--- SELECTED PASSAGE ---

December 8, 2021 2:19 PM EST

As filed with the Securities and Exchange Commission on December 8, 2021

Registration No. 333-253271

 

 

 

SECURITIES AND EXCHANGE COMMISSION

Washington, D.C. 20549

 

 

Post-Effective Amendment No. 1 to Form S-3 Registration Statement No. 333-253271

FORM S-3

REGISTRATION STATEMENT

UNDER

THE SECURITIES ACT OF 1933

COLUMBIA PROPERTY TRUST, INC.

COLUMBIA PROPERTY TRUST OPERATING PARTNERSHIP, L.P.

(Exact name of registrant as specified in its charter)

 

Maryland (Columbia Property Trust, Inc.)

Delaware (Columbia Property

Trust Operating Partnership, L.P.)

 

20-0068852

20-0068907

(State of other jurisdiction of
incorporation or organization)
  (I.R.S. Employee
Identification Number)

 

 

Columbia Property Trust, Inc.

315 Park Avenue South,

Suite 500

New York, New York 10010

(212) 687-0800

(Address, including zip code, and telephone number including area code, of Registrant’s principal executive offices)

James A. Fleming

Executive Vice President and Chief Financial Officer

Columbia Property Trust, Inc.

315 Park Avenue South,

Suite 500

New York, New York 10010

(212) 687-0800

 

 

(Name and address, including zip code, and telephone number, including area code, of agent for service)

Approximate date of commencement of proposed sale of the securities to the public: Not applicable.

---

- EXERCISE REQUIREMENTS -
[A] Answer from the filing cover page:
(i) What registration number does it give?
(ii) Who is named as agent for service, and with what title?
(iii) Which state is listed for Columbia Property Trust Operating Partnership, L.P.?
[B] Please quote the filing cover page between "Delaware (Columbia Property" and "Identification Number)", inclusive.

--- RAW DATA ---

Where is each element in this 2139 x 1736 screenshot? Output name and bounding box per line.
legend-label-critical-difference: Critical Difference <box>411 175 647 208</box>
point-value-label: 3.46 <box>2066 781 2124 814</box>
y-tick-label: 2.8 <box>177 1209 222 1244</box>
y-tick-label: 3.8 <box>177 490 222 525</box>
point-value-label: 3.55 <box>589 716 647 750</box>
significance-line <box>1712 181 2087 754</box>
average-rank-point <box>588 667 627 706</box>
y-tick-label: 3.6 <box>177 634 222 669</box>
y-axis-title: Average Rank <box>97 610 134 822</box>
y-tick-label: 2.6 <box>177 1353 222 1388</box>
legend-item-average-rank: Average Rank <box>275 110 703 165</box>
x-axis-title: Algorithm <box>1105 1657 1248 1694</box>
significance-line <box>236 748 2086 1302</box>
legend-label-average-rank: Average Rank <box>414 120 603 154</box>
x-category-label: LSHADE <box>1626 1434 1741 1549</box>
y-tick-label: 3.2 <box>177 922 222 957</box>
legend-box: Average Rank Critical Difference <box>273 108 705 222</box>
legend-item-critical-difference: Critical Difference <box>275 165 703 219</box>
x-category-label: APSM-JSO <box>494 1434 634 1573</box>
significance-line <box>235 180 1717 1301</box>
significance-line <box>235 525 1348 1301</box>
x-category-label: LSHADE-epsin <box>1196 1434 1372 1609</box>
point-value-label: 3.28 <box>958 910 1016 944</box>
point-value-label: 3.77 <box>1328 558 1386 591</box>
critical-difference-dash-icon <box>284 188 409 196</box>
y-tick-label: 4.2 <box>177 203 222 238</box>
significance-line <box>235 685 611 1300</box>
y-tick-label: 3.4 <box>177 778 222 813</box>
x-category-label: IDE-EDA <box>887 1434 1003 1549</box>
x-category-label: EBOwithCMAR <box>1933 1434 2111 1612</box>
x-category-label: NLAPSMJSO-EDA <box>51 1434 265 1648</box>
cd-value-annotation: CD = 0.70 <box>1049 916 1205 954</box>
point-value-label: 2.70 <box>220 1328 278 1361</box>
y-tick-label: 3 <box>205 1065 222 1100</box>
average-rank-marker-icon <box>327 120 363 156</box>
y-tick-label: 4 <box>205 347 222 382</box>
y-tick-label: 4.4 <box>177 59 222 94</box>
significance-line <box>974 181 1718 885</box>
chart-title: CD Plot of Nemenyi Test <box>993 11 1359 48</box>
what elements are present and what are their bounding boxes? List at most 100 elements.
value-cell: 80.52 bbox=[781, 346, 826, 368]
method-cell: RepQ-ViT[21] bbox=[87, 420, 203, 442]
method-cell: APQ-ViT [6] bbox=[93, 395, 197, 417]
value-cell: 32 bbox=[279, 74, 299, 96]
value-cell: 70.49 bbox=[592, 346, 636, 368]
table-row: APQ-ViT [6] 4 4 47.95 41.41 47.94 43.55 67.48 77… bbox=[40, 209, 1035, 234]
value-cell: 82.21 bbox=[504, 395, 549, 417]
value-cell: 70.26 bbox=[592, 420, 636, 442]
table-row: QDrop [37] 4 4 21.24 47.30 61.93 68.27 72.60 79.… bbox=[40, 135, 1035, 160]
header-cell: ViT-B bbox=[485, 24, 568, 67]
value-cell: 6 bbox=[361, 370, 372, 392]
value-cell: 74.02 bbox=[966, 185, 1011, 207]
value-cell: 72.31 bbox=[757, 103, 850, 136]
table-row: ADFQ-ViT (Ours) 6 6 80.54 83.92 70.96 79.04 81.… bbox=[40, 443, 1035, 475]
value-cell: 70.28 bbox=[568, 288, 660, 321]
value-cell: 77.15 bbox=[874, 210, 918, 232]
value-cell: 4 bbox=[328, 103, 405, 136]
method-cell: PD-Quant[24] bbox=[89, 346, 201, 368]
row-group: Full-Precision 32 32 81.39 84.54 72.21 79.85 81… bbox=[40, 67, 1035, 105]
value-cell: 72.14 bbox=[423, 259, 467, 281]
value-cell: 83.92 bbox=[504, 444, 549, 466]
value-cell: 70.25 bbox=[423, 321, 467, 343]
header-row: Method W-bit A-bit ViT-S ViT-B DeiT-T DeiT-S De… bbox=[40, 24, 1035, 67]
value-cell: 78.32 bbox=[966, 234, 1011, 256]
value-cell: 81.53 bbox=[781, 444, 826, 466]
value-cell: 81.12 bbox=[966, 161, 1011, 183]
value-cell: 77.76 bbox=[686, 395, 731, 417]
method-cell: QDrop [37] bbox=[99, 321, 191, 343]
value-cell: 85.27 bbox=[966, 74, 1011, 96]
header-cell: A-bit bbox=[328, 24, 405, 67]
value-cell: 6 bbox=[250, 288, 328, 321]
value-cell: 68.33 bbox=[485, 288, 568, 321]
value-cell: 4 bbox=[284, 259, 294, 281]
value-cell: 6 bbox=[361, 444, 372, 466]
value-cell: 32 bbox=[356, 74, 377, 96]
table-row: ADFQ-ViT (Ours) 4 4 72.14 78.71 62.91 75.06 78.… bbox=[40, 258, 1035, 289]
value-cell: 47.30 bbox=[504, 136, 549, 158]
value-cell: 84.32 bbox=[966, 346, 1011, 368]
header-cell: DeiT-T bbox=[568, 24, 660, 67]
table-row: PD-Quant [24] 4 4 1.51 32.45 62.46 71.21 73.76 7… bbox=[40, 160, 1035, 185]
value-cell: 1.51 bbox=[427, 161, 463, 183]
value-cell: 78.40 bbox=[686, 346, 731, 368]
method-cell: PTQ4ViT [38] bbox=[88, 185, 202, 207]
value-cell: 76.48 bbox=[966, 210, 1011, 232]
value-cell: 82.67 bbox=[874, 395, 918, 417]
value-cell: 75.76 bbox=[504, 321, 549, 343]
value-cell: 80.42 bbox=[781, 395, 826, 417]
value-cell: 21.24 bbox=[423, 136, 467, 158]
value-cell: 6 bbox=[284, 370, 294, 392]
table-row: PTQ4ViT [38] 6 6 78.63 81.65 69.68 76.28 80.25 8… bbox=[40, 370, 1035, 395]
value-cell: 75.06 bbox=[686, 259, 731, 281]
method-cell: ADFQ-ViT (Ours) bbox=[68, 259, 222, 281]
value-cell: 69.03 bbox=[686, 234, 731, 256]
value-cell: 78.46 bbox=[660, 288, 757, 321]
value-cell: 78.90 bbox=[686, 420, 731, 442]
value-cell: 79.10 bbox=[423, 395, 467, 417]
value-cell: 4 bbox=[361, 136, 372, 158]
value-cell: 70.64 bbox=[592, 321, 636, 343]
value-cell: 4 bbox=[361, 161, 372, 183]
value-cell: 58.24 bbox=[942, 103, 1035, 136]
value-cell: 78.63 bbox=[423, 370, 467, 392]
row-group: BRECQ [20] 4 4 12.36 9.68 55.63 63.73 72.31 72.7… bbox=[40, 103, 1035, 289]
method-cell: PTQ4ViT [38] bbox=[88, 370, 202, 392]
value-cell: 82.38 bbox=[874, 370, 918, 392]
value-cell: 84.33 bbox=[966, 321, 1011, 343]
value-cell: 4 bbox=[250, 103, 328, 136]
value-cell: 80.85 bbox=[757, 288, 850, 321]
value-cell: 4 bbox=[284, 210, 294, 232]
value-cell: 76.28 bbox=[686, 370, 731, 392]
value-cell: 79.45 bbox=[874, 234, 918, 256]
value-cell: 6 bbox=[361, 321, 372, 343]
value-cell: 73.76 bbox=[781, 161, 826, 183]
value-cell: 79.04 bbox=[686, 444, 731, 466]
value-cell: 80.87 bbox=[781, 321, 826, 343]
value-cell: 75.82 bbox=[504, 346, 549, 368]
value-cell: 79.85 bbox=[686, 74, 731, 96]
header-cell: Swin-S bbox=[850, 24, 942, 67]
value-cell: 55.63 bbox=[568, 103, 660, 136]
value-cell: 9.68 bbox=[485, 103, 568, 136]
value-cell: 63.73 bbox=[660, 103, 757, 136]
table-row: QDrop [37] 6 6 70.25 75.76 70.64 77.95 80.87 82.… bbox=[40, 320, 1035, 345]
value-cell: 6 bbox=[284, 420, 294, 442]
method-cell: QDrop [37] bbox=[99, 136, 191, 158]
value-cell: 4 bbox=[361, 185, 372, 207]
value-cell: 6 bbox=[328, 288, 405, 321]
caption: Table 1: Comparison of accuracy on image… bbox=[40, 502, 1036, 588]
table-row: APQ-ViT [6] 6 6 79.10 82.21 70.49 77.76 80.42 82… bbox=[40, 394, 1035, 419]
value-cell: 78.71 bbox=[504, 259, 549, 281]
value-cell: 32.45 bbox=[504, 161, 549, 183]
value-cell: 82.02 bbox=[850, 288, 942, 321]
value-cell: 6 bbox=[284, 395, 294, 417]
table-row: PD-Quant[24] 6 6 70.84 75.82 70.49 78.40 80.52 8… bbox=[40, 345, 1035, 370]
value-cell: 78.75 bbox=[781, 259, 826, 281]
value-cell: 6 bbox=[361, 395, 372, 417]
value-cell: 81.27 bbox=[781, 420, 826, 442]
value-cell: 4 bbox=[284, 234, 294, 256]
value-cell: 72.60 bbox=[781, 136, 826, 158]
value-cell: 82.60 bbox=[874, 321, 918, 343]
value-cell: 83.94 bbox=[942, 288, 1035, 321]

---

- RESPONSES -
[A]
(i) 333-253271
(ii) James A. Fleming, Executive Vice President and Chief Financial Officer
(iii) Delaware

[B]
Delaware (Columbia Property

Trust Operating Partnership, L.P.)

 

20-0068852

20-0068907

(State of other jurisdiction of
incorporation or organization)
  (I.R.S. Employee
Identification Number)